EXERCISE INSTRUCTIONS:
Which lines below hold the word "Current"? Report each one.

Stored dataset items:

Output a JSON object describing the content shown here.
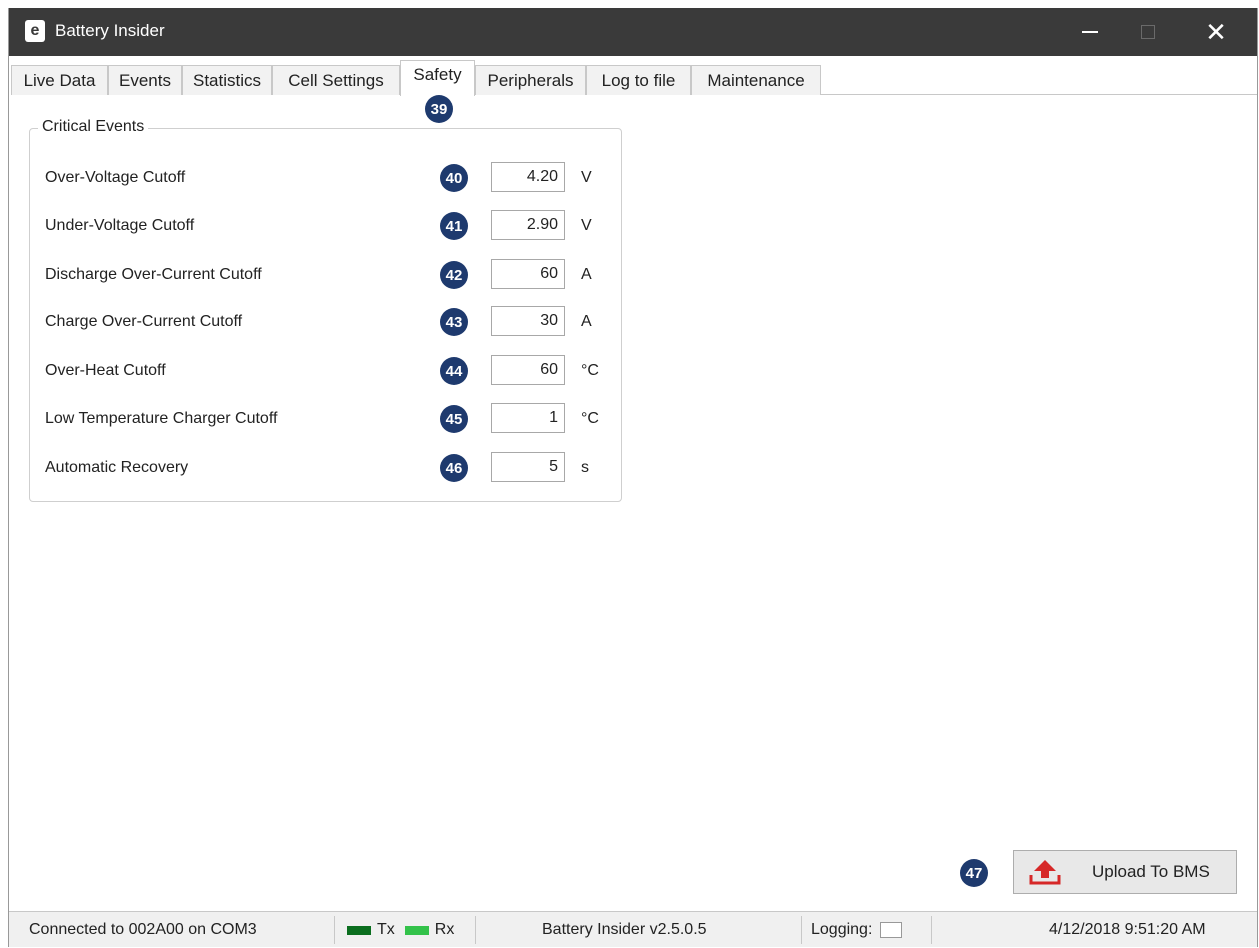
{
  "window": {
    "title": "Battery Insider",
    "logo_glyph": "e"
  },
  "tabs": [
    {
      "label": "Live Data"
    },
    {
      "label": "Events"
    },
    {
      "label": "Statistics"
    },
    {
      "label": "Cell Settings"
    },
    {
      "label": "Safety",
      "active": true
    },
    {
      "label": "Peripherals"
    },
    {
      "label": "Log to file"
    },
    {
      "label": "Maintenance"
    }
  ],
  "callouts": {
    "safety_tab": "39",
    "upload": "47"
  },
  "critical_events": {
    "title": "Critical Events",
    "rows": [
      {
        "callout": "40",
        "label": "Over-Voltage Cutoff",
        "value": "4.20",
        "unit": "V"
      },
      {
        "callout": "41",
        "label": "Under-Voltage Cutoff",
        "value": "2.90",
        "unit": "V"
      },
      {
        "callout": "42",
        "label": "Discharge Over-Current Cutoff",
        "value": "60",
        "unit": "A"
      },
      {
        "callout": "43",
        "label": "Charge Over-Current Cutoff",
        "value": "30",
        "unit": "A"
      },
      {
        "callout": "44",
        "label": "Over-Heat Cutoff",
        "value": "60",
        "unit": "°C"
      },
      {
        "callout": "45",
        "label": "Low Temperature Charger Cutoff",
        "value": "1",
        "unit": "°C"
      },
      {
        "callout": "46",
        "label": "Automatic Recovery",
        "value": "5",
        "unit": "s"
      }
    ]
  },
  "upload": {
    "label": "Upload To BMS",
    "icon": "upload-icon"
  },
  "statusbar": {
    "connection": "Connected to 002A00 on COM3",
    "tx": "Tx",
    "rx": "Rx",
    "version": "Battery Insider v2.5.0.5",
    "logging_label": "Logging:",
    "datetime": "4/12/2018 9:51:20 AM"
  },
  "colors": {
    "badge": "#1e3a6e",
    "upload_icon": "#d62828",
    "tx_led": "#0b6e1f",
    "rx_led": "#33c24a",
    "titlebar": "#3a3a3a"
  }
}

==

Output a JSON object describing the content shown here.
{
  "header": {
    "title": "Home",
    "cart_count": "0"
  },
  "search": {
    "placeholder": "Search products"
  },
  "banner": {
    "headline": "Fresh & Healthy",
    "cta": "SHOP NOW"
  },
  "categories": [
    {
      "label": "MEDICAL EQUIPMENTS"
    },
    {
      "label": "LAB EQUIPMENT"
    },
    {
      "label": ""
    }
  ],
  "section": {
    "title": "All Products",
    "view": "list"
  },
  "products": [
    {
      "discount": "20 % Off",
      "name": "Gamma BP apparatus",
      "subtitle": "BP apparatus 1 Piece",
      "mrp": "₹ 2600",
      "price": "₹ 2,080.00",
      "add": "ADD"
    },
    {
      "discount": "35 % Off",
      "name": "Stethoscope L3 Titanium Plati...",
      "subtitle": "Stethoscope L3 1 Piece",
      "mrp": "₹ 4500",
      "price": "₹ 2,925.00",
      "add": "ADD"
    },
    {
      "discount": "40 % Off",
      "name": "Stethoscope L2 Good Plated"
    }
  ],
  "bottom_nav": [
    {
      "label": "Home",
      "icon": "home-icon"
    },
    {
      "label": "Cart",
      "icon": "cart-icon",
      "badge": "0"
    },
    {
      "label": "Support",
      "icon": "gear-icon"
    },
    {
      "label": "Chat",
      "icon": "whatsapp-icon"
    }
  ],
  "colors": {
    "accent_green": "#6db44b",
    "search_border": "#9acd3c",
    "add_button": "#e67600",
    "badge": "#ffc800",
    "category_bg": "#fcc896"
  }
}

SOLUTION BELOW:
        "label": "Discharge Over-Current Cutoff",
        "label": "Charge Over-Current Cutoff",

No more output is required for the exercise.